Short exercise: Filter out everything except lines holding "this".

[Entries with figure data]
☆ ☆ ☆

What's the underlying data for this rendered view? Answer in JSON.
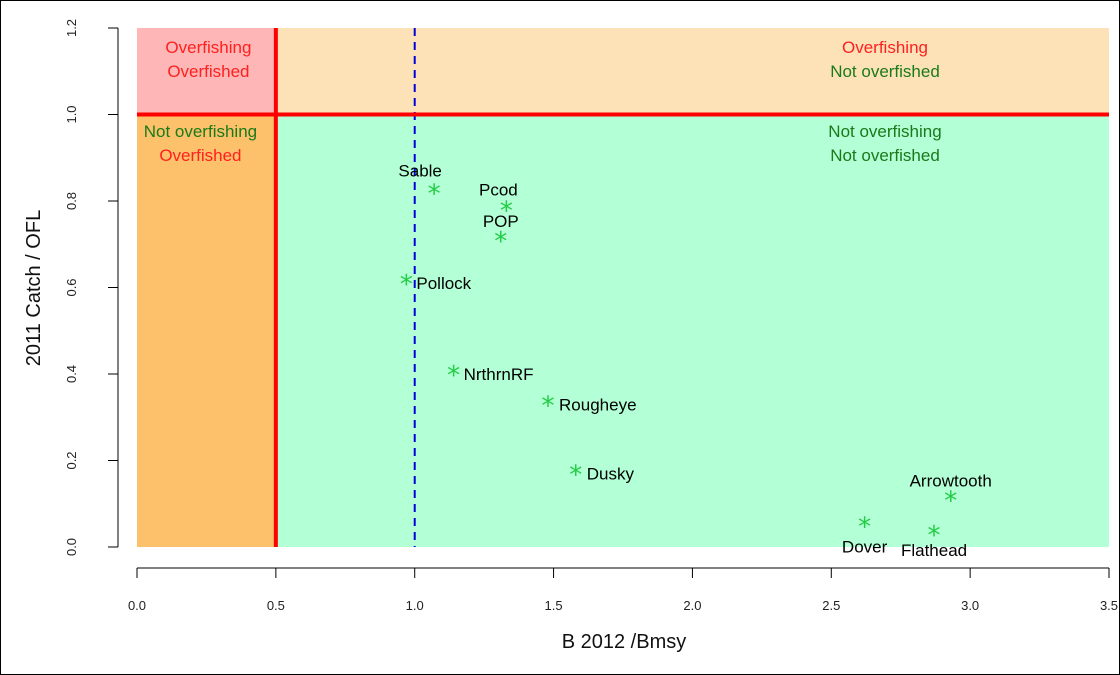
{
  "chart_data": {
    "type": "scatter",
    "xlabel": "B 2012 /Bmsy",
    "ylabel": "2011 Catch / OFL",
    "xlim": [
      0,
      3.5
    ],
    "ylim": [
      0,
      1.2
    ],
    "x_ticks": [
      "0.0",
      "0.5",
      "1.0",
      "1.5",
      "2.0",
      "2.5",
      "3.0",
      "3.5"
    ],
    "y_ticks": [
      "0.0",
      "0.2",
      "0.4",
      "0.6",
      "0.8",
      "1.0",
      "1.2"
    ],
    "grid": false,
    "marker": "*",
    "marker_color": "#22cc44",
    "reference_lines": {
      "x_solid": 0.5,
      "y_solid": 1.0,
      "solid_color": "#ff0000",
      "x_dashed": 1.0,
      "dashed_color": "#0000dd"
    },
    "regions": [
      {
        "name": "overfishing-overfished",
        "color": "#ffb6b6",
        "labels": [
          "Overfishing",
          "Overfished"
        ],
        "label_colors": [
          "#ff2020",
          "#ff2020"
        ]
      },
      {
        "name": "overfishing-not-overfished",
        "color": "#fde2b8",
        "labels": [
          "Overfishing",
          "Not overfished"
        ],
        "label_colors": [
          "#ff2020",
          "#1a7a1a"
        ]
      },
      {
        "name": "not-overfishing-overfished",
        "color": "#fcc16a",
        "labels": [
          "Not overfishing",
          "Overfished"
        ],
        "label_colors": [
          "#1a7a1a",
          "#ff2020"
        ]
      },
      {
        "name": "not-overfishing-not-overfished",
        "color": "#b3ffd6",
        "labels": [
          "Not overfishing",
          "Not overfished"
        ],
        "label_colors": [
          "#1a7a1a",
          "#1a7a1a"
        ]
      }
    ],
    "points": [
      {
        "label": "Sable",
        "x": 1.07,
        "y": 0.82
      },
      {
        "label": "Pcod",
        "x": 1.33,
        "y": 0.78
      },
      {
        "label": "POP",
        "x": 1.31,
        "y": 0.71
      },
      {
        "label": "Pollock",
        "x": 0.97,
        "y": 0.61
      },
      {
        "label": "NrthrnRF",
        "x": 1.14,
        "y": 0.4
      },
      {
        "label": "Rougheye",
        "x": 1.48,
        "y": 0.33
      },
      {
        "label": "Dusky",
        "x": 1.58,
        "y": 0.17
      },
      {
        "label": "Arrowtooth",
        "x": 2.93,
        "y": 0.11
      },
      {
        "label": "Dover",
        "x": 2.62,
        "y": 0.05
      },
      {
        "label": "Flathead",
        "x": 2.87,
        "y": 0.03
      }
    ]
  }
}
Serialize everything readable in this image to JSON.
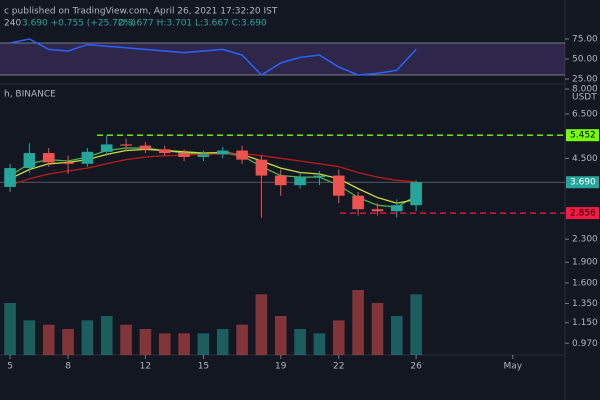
{
  "chart_data": {
    "type": "candlestick",
    "header": "c published on TradingView.com, April 26, 2021 17:32:20 IST",
    "interval": "240",
    "change": "3.690 +0.755 (+25.72%)",
    "ohlc": "O:3.677 H:3.701 L:3.667 C:3.690",
    "symbol": "h, BINANCE",
    "unit": "USDT",
    "x": [
      5,
      6,
      7,
      8,
      9,
      10,
      11,
      12,
      13,
      14,
      15,
      16,
      17,
      18,
      19,
      20,
      21,
      22,
      23,
      24,
      25,
      26
    ],
    "open": [
      3.55,
      4.15,
      4.7,
      4.35,
      4.3,
      4.75,
      5.05,
      5.0,
      4.85,
      4.7,
      4.55,
      4.65,
      4.8,
      4.45,
      3.9,
      3.6,
      3.85,
      3.9,
      3.3,
      2.95,
      2.9,
      3.05
    ],
    "high": [
      4.3,
      5.1,
      4.9,
      4.6,
      4.9,
      5.45,
      5.3,
      5.15,
      5.0,
      4.85,
      4.8,
      4.95,
      5.0,
      4.6,
      4.1,
      4.0,
      4.05,
      4.1,
      3.4,
      3.1,
      3.2,
      3.75
    ],
    "low": [
      3.4,
      4.0,
      4.2,
      3.95,
      4.2,
      4.6,
      4.8,
      4.7,
      4.6,
      4.4,
      4.4,
      4.5,
      4.3,
      2.75,
      3.3,
      3.5,
      3.6,
      3.1,
      2.8,
      2.8,
      2.75,
      2.9
    ],
    "close": [
      4.15,
      4.7,
      4.35,
      4.3,
      4.75,
      5.05,
      5.0,
      4.85,
      4.7,
      4.55,
      4.65,
      4.8,
      4.45,
      3.9,
      3.6,
      3.85,
      3.9,
      3.3,
      2.95,
      2.9,
      3.05,
      3.69
    ],
    "series": [
      {
        "color": "#4caf50",
        "values": [
          3.9,
          4.3,
          4.45,
          4.4,
          4.55,
          4.8,
          4.9,
          4.9,
          4.8,
          4.7,
          4.65,
          4.7,
          4.6,
          4.2,
          3.9,
          3.85,
          3.85,
          3.6,
          3.25,
          3.05,
          3.0,
          3.3
        ]
      },
      {
        "color": "#cddc39",
        "values": [
          3.8,
          4.1,
          4.3,
          4.35,
          4.45,
          4.65,
          4.8,
          4.85,
          4.8,
          4.75,
          4.7,
          4.72,
          4.65,
          4.4,
          4.15,
          4.0,
          3.95,
          3.8,
          3.5,
          3.25,
          3.1,
          3.2
        ]
      },
      {
        "color": "#b71c1c",
        "values": [
          3.6,
          3.8,
          3.95,
          4.05,
          4.15,
          4.3,
          4.45,
          4.55,
          4.6,
          4.62,
          4.65,
          4.67,
          4.68,
          4.6,
          4.5,
          4.4,
          4.3,
          4.2,
          4.0,
          3.85,
          3.75,
          3.7
        ]
      }
    ],
    "volume": [
      60,
      40,
      35,
      30,
      40,
      45,
      35,
      30,
      25,
      25,
      25,
      30,
      35,
      70,
      45,
      30,
      25,
      40,
      75,
      60,
      45,
      70
    ],
    "rsi": [
      70,
      75,
      62,
      60,
      68,
      66,
      64,
      62,
      60,
      58,
      60,
      62,
      55,
      30,
      45,
      52,
      55,
      40,
      30,
      32,
      36,
      62
    ],
    "rsi_color": "#2962ff",
    "up_color": "#26a69a",
    "down_color": "#ef5350",
    "log_scale": true,
    "xlim": [
      4.48,
      33.7
    ],
    "xticks": [
      {
        "value": 5,
        "label": "5"
      },
      {
        "value": 8,
        "label": "8"
      },
      {
        "value": 12,
        "label": "12"
      },
      {
        "value": 15,
        "label": "15"
      },
      {
        "value": 19,
        "label": "19"
      },
      {
        "value": 22,
        "label": "22"
      },
      {
        "value": 26,
        "label": "26"
      },
      {
        "value": 31,
        "label": "May"
      }
    ],
    "ylim": [
      0.88,
      8.2
    ],
    "yticks": [
      {
        "value": 8,
        "label": "8.000"
      },
      {
        "value": 6.5,
        "label": "6.500"
      },
      {
        "value": 4.5,
        "label": "4.500"
      },
      {
        "value": 2.3,
        "label": "2.300"
      },
      {
        "value": 1.9,
        "label": "1.900"
      },
      {
        "value": 1.6,
        "label": "1.600"
      },
      {
        "value": 1.35,
        "label": "1.350"
      },
      {
        "value": 1.15,
        "label": "1.150"
      },
      {
        "value": 0.97,
        "label": "0.970"
      }
    ],
    "rsi_ylim": [
      20,
      80
    ],
    "rsi_yticks": [
      {
        "value": 75,
        "label": "75.00"
      },
      {
        "value": 50,
        "label": "50.00"
      },
      {
        "value": 25,
        "label": "25.00"
      }
    ],
    "rsi_band": [
      30,
      70
    ],
    "levels": [
      {
        "value": 5.452,
        "label": "5.452",
        "color": "#76ff03"
      },
      {
        "value": 2.856,
        "label": "2.856",
        "color": "#ff1744"
      }
    ],
    "last": {
      "value": 3.69,
      "label": "3.690"
    }
  }
}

☆ ☆ ☆

Answer to the problem:
What's the underlying data for this rendered view? Answer in JSON.
Serialize everything readable in this image to JSON.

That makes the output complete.